Quote the records below in full, exactly as given, with the images taken out.
======== The records
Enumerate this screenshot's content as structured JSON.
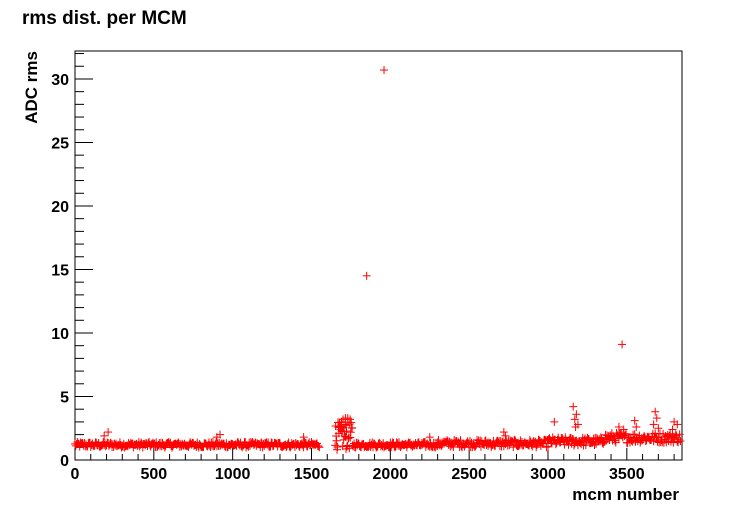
{
  "chart_data": {
    "type": "scatter",
    "title": "rms dist. per MCM",
    "xlabel": "mcm number",
    "ylabel": "ADC rms",
    "xlim": [
      0,
      3850
    ],
    "ylim": [
      0,
      32.2
    ],
    "x_ticks": [
      0,
      500,
      1000,
      1500,
      2000,
      2500,
      3000,
      3500
    ],
    "y_ticks": [
      0,
      5,
      10,
      15,
      20,
      25,
      30
    ],
    "grid": false,
    "legend": "none",
    "marker": "plus",
    "color": "#ff0000",
    "bands": [
      {
        "x_start": 0,
        "x_end": 1550,
        "base": 1.2,
        "spread": 0.22,
        "step": 5
      },
      {
        "x_start": 1650,
        "x_end": 1760,
        "base": 1.9,
        "spread": 1.1,
        "step": 3
      },
      {
        "x_start": 1760,
        "x_end": 2300,
        "base": 1.2,
        "spread": 0.22,
        "step": 5
      },
      {
        "x_start": 2300,
        "x_end": 3000,
        "base": 1.3,
        "spread": 0.3,
        "step": 5
      },
      {
        "x_start": 3000,
        "x_end": 3350,
        "base": 1.45,
        "spread": 0.35,
        "step": 5
      },
      {
        "x_start": 3350,
        "x_end": 3840,
        "base": 1.75,
        "spread": 0.4,
        "step": 5
      }
    ],
    "points": [
      [
        1960,
        30.7
      ],
      [
        1850,
        14.5
      ],
      [
        3470,
        9.1
      ],
      [
        210,
        2.2
      ],
      [
        185,
        1.9
      ],
      [
        920,
        2.0
      ],
      [
        900,
        1.8
      ],
      [
        1450,
        1.8
      ],
      [
        1690,
        3.0
      ],
      [
        1700,
        3.2
      ],
      [
        1715,
        3.3
      ],
      [
        1730,
        3.3
      ],
      [
        1745,
        3.2
      ],
      [
        1680,
        2.6
      ],
      [
        1720,
        2.7
      ],
      [
        2250,
        1.8
      ],
      [
        2720,
        2.2
      ],
      [
        2730,
        1.9
      ],
      [
        3040,
        3.0
      ],
      [
        3160,
        4.2
      ],
      [
        3180,
        3.6
      ],
      [
        3170,
        3.2
      ],
      [
        3175,
        2.6
      ],
      [
        3190,
        2.8
      ],
      [
        3450,
        2.6
      ],
      [
        3480,
        2.4
      ],
      [
        3550,
        3.1
      ],
      [
        3560,
        2.6
      ],
      [
        3680,
        3.8
      ],
      [
        3690,
        3.3
      ],
      [
        3670,
        2.8
      ],
      [
        3700,
        2.5
      ],
      [
        3800,
        3.0
      ],
      [
        3820,
        2.8
      ],
      [
        3790,
        2.4
      ]
    ]
  }
}
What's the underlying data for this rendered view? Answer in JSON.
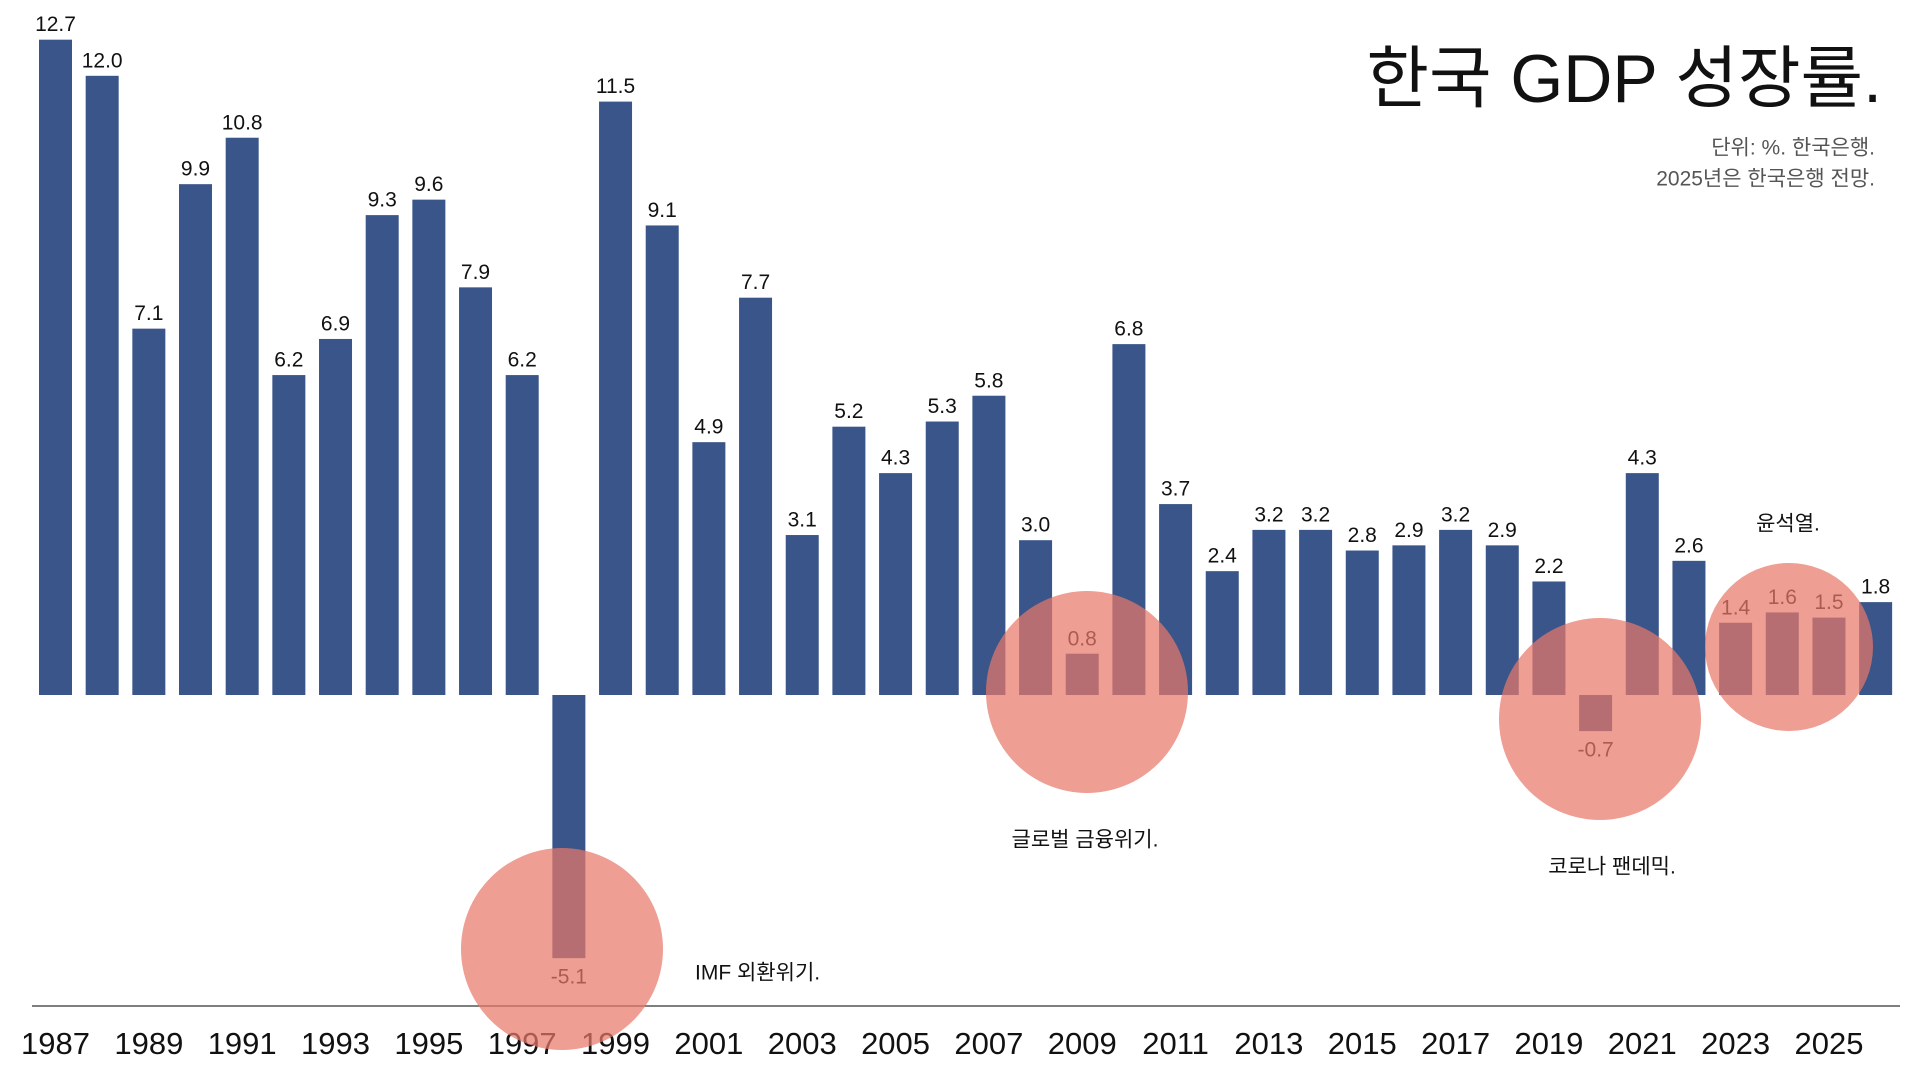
{
  "chart_data": {
    "type": "bar",
    "title": "한국 GDP 성장률.",
    "subtitle": [
      "단위: %. 한국은행.",
      "2025년은 한국은행 전망."
    ],
    "categories": [
      "1987",
      null,
      "1989",
      null,
      "1991",
      null,
      "1993",
      null,
      "1995",
      null,
      "1997",
      null,
      "1999",
      null,
      "2001",
      null,
      "2003",
      null,
      "2005",
      null,
      "2007",
      null,
      "2009",
      null,
      "2011",
      null,
      "2013",
      null,
      "2015",
      null,
      "2017",
      null,
      "2019",
      null,
      "2021",
      null,
      "2023",
      null,
      "2025",
      null
    ],
    "values": [
      12.7,
      12.0,
      7.1,
      9.9,
      10.8,
      6.2,
      6.9,
      9.3,
      9.6,
      7.9,
      6.2,
      -5.1,
      11.5,
      9.1,
      4.9,
      7.7,
      3.1,
      5.2,
      4.3,
      5.3,
      5.8,
      3.0,
      0.8,
      6.8,
      3.7,
      2.4,
      3.2,
      3.2,
      2.8,
      2.9,
      3.2,
      2.9,
      2.2,
      -0.7,
      4.3,
      2.6,
      1.4,
      1.6,
      1.5,
      1.8
    ],
    "value_labels": [
      "12.7",
      "12.0",
      "7.1",
      "9.9",
      "10.8",
      "6.2",
      "6.9",
      "9.3",
      "9.6",
      "7.9",
      "6.2",
      "-5.1",
      "11.5",
      "9.1",
      "4.9",
      "7.7",
      "3.1",
      "5.2",
      "4.3",
      "5.3",
      "5.8",
      "3.0",
      "0.8",
      "6.8",
      "3.7",
      "2.4",
      "3.2",
      "3.2",
      "2.8",
      "2.9",
      "3.2",
      "2.9",
      "2.2",
      "-0.7",
      "4.3",
      "2.6",
      "1.4",
      "1.6",
      "1.5",
      "1.8"
    ],
    "color": "#3a5589",
    "highlight_color": "#e8786a",
    "annotations": [
      "IMF 외환위기.",
      "글로벌 금융위기.",
      "코로나 팬데믹.",
      "윤석열."
    ]
  }
}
================
_Result for this task_
Enumerate this screenshot's content as structured JSON.
{
  "chart_data": {
    "type": "scatter",
    "title": "rms dist. per MCM",
    "xlabel": "mcm number",
    "ylabel": "ADC rms",
    "xlim": [
      0,
      3850
    ],
    "ylim": [
      0,
      32.2
    ],
    "x_ticks": [
      0,
      500,
      1000,
      1500,
      2000,
      2500,
      3000,
      3500
    ],
    "y_ticks": [
      0,
      5,
      10,
      15,
      20,
      25,
      30
    ],
    "grid": false,
    "legend": "none",
    "marker": "plus",
    "color": "#ff0000",
    "bands": [
      {
        "x_start": 0,
        "x_end": 1550,
        "base": 1.2,
        "spread": 0.22,
        "step": 5
      },
      {
        "x_start": 1650,
        "x_end": 1760,
        "base": 1.9,
        "spread": 1.1,
        "step": 3
      },
      {
        "x_start": 1760,
        "x_end": 2300,
        "base": 1.2,
        "spread": 0.22,
        "step": 5
      },
      {
        "x_start": 2300,
        "x_end": 3000,
        "base": 1.3,
        "spread": 0.3,
        "step": 5
      },
      {
        "x_start": 3000,
        "x_end": 3350,
        "base": 1.45,
        "spread": 0.35,
        "step": 5
      },
      {
        "x_start": 3350,
        "x_end": 3840,
        "base": 1.75,
        "spread": 0.4,
        "step": 5
      }
    ],
    "points": [
      [
        1960,
        30.7
      ],
      [
        1850,
        14.5
      ],
      [
        3470,
        9.1
      ],
      [
        210,
        2.2
      ],
      [
        185,
        1.9
      ],
      [
        920,
        2.0
      ],
      [
        900,
        1.8
      ],
      [
        1450,
        1.8
      ],
      [
        1690,
        3.0
      ],
      [
        1700,
        3.2
      ],
      [
        1715,
        3.3
      ],
      [
        1730,
        3.3
      ],
      [
        1745,
        3.2
      ],
      [
        1680,
        2.6
      ],
      [
        1720,
        2.7
      ],
      [
        2250,
        1.8
      ],
      [
        2720,
        2.2
      ],
      [
        2730,
        1.9
      ],
      [
        3040,
        3.0
      ],
      [
        3160,
        4.2
      ],
      [
        3180,
        3.6
      ],
      [
        3170,
        3.2
      ],
      [
        3175,
        2.6
      ],
      [
        3190,
        2.8
      ],
      [
        3450,
        2.6
      ],
      [
        3480,
        2.4
      ],
      [
        3550,
        3.1
      ],
      [
        3560,
        2.6
      ],
      [
        3680,
        3.8
      ],
      [
        3690,
        3.3
      ],
      [
        3670,
        2.8
      ],
      [
        3700,
        2.5
      ],
      [
        3800,
        3.0
      ],
      [
        3820,
        2.8
      ],
      [
        3790,
        2.4
      ]
    ]
  }
}
What's the underlying data for this rendered view? Answer in JSON.
{
  "chart_data": {
    "type": "bar",
    "title": "한국 GDP 성장률.",
    "subtitle": [
      "단위: %. 한국은행.",
      "2025년은 한국은행 전망."
    ],
    "categories": [
      "1987",
      null,
      "1989",
      null,
      "1991",
      null,
      "1993",
      null,
      "1995",
      null,
      "1997",
      null,
      "1999",
      null,
      "2001",
      null,
      "2003",
      null,
      "2005",
      null,
      "2007",
      null,
      "2009",
      null,
      "2011",
      null,
      "2013",
      null,
      "2015",
      null,
      "2017",
      null,
      "2019",
      null,
      "2021",
      null,
      "2023",
      null,
      "2025",
      null
    ],
    "values": [
      12.7,
      12.0,
      7.1,
      9.9,
      10.8,
      6.2,
      6.9,
      9.3,
      9.6,
      7.9,
      6.2,
      -5.1,
      11.5,
      9.1,
      4.9,
      7.7,
      3.1,
      5.2,
      4.3,
      5.3,
      5.8,
      3.0,
      0.8,
      6.8,
      3.7,
      2.4,
      3.2,
      3.2,
      2.8,
      2.9,
      3.2,
      2.9,
      2.2,
      -0.7,
      4.3,
      2.6,
      1.4,
      1.6,
      1.5,
      1.8
    ],
    "value_labels": [
      "12.7",
      "12.0",
      "7.1",
      "9.9",
      "10.8",
      "6.2",
      "6.9",
      "9.3",
      "9.6",
      "7.9",
      "6.2",
      "-5.1",
      "11.5",
      "9.1",
      "4.9",
      "7.7",
      "3.1",
      "5.2",
      "4.3",
      "5.3",
      "5.8",
      "3.0",
      "0.8",
      "6.8",
      "3.7",
      "2.4",
      "3.2",
      "3.2",
      "2.8",
      "2.9",
      "3.2",
      "2.9",
      "2.2",
      "-0.7",
      "4.3",
      "2.6",
      "1.4",
      "1.6",
      "1.5",
      "1.8"
    ],
    "color": "#3a5589",
    "highlight_color": "#e8786a",
    "annotations": [
      "IMF 외환위기.",
      "글로벌 금융위기.",
      "코로나 팬데믹.",
      "윤석열."
    ]
  }
}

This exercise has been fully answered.